* **What the task asks**
Extract every line of the material that holds the string "have".

>> START

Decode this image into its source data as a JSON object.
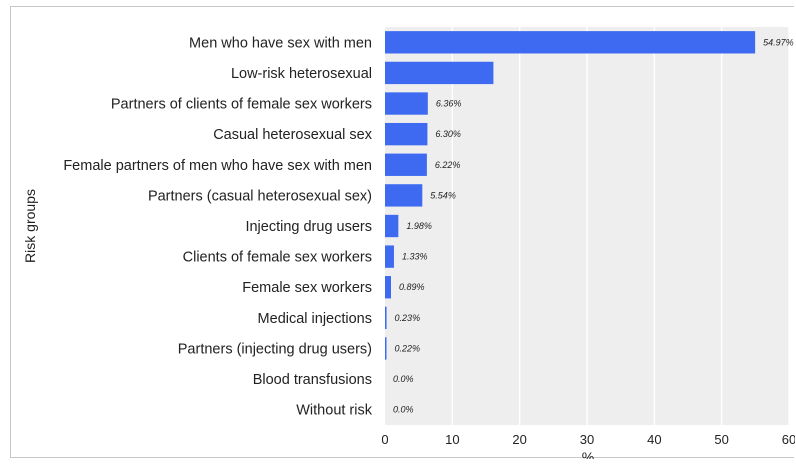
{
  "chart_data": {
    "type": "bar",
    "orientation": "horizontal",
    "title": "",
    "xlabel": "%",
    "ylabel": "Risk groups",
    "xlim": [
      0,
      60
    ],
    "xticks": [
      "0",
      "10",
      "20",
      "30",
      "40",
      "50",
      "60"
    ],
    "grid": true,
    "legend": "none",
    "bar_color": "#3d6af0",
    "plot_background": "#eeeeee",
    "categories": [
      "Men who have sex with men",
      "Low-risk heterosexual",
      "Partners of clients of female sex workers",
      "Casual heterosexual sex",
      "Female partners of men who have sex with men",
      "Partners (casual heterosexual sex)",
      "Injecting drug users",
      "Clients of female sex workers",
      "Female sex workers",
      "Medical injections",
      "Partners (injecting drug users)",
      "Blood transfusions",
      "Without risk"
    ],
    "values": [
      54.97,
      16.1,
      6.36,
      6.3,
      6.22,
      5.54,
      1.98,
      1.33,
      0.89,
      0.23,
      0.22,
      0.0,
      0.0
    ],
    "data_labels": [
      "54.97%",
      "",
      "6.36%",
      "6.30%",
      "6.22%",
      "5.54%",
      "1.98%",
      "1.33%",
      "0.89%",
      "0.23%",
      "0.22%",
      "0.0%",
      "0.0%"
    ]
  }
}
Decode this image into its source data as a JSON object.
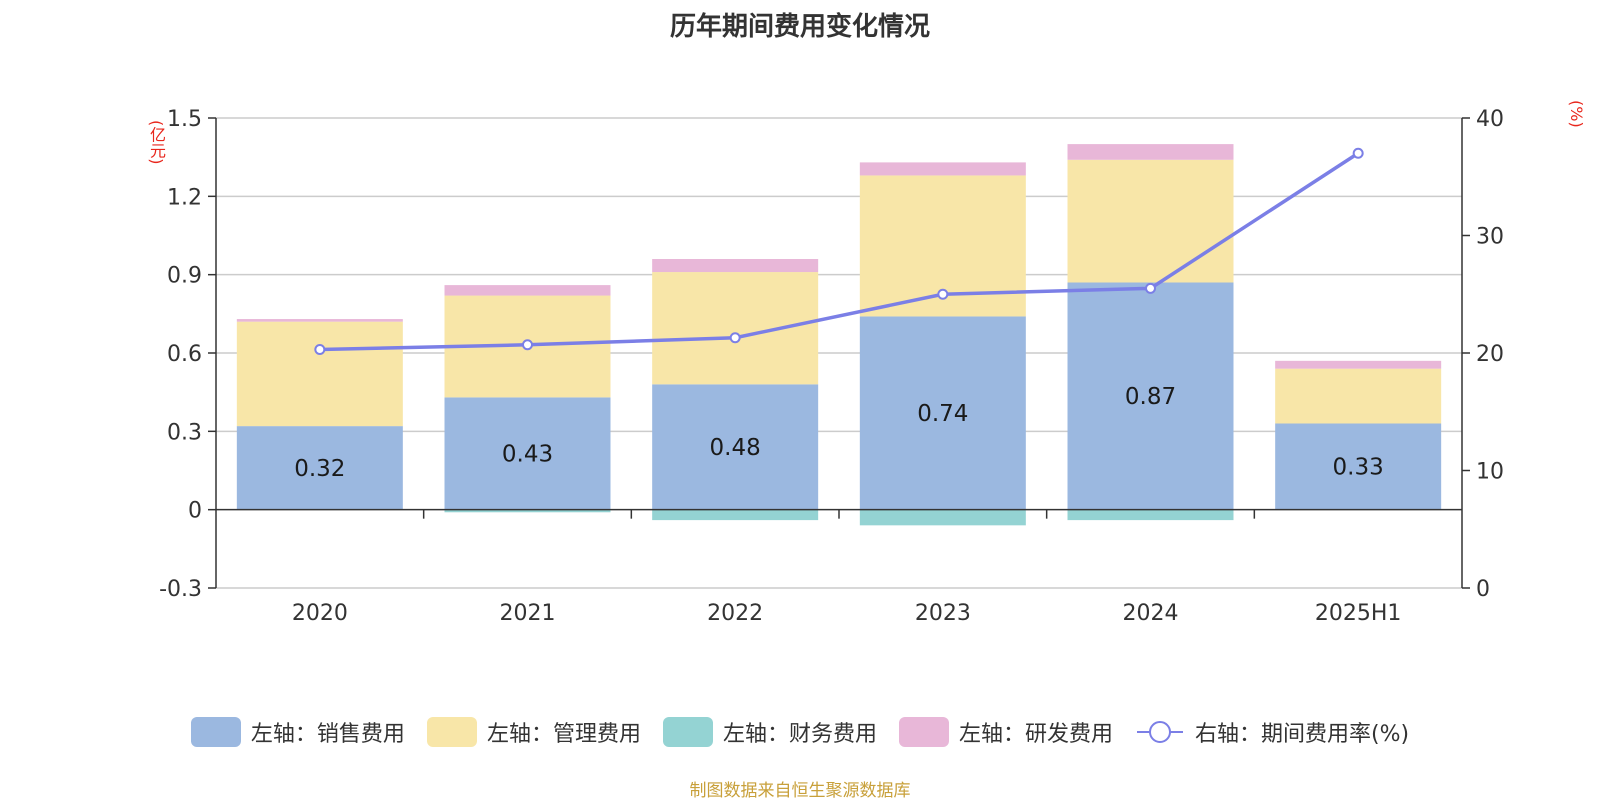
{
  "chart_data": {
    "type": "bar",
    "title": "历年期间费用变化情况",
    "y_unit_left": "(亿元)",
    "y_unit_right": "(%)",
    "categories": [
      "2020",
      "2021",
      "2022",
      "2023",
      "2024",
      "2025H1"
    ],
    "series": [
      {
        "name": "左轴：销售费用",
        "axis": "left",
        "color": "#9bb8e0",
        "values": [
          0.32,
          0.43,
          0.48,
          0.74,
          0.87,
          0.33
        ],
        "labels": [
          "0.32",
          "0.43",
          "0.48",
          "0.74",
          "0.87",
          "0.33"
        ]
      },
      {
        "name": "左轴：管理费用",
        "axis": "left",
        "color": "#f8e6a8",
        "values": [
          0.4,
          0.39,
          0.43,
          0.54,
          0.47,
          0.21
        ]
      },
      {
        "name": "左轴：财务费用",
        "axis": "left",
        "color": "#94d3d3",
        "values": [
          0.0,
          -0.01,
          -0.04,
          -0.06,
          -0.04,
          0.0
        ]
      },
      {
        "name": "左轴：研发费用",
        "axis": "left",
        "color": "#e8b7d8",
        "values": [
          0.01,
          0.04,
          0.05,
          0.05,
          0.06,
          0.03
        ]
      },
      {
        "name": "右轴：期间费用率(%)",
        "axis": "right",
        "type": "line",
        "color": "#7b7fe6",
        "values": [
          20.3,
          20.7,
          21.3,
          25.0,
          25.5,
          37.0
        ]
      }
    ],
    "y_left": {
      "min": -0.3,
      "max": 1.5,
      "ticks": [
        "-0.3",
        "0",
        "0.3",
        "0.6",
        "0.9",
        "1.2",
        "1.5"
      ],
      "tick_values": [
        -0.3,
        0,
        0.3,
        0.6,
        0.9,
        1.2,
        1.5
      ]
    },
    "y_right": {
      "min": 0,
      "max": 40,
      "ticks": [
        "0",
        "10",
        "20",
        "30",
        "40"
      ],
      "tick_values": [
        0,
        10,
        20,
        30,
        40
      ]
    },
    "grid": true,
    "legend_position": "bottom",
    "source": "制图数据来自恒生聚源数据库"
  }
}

>> END

* **Finished answer**
      "Men who have sex with men",
      "Female partners of men who have sex with men",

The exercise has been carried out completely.